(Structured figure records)
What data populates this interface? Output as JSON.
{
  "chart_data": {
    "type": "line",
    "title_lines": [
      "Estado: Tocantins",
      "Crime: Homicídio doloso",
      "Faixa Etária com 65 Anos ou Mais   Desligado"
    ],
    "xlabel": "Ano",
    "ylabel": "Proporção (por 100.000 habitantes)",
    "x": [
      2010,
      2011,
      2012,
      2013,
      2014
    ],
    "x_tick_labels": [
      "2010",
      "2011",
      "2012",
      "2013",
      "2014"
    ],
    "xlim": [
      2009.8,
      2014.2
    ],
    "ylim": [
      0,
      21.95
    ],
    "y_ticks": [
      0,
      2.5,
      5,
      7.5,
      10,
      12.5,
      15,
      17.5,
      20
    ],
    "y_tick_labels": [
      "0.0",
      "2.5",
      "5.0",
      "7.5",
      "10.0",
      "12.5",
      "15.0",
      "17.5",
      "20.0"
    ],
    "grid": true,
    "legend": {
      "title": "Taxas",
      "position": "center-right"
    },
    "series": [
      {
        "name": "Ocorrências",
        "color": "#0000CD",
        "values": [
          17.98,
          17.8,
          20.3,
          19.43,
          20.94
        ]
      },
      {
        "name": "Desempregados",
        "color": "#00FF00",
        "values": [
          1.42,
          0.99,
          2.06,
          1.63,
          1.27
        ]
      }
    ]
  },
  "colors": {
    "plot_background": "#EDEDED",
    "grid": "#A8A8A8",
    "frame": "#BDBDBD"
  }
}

### WHAT IS BEING ASKED
Reproduce the complete data exactly as presented above.

### WRITTEN RESPONSE
What data populates this interface? Output as JSON.
{
  "chart_data": {
    "type": "line",
    "title_lines": [
      "Estado: Tocantins",
      "Crime: Homicídio doloso",
      "Faixa Etária com 65 Anos ou Mais   Desligado"
    ],
    "xlabel": "Ano",
    "ylabel": "Proporção (por 100.000 habitantes)",
    "x": [
      2010,
      2011,
      2012,
      2013,
      2014
    ],
    "x_tick_labels": [
      "2010",
      "2011",
      "2012",
      "2013",
      "2014"
    ],
    "xlim": [
      2009.8,
      2014.2
    ],
    "ylim": [
      0,
      21.95
    ],
    "y_ticks": [
      0,
      2.5,
      5,
      7.5,
      10,
      12.5,
      15,
      17.5,
      20
    ],
    "y_tick_labels": [
      "0.0",
      "2.5",
      "5.0",
      "7.5",
      "10.0",
      "12.5",
      "15.0",
      "17.5",
      "20.0"
    ],
    "grid": true,
    "legend": {
      "title": "Taxas",
      "position": "center-right"
    },
    "series": [
      {
        "name": "Ocorrências",
        "color": "#0000CD",
        "values": [
          17.98,
          17.8,
          20.3,
          19.43,
          20.94
        ]
      },
      {
        "name": "Desempregados",
        "color": "#00FF00",
        "values": [
          1.42,
          0.99,
          2.06,
          1.63,
          1.27
        ]
      }
    ]
  },
  "colors": {
    "plot_background": "#EDEDED",
    "grid": "#A8A8A8",
    "frame": "#BDBDBD"
  }
}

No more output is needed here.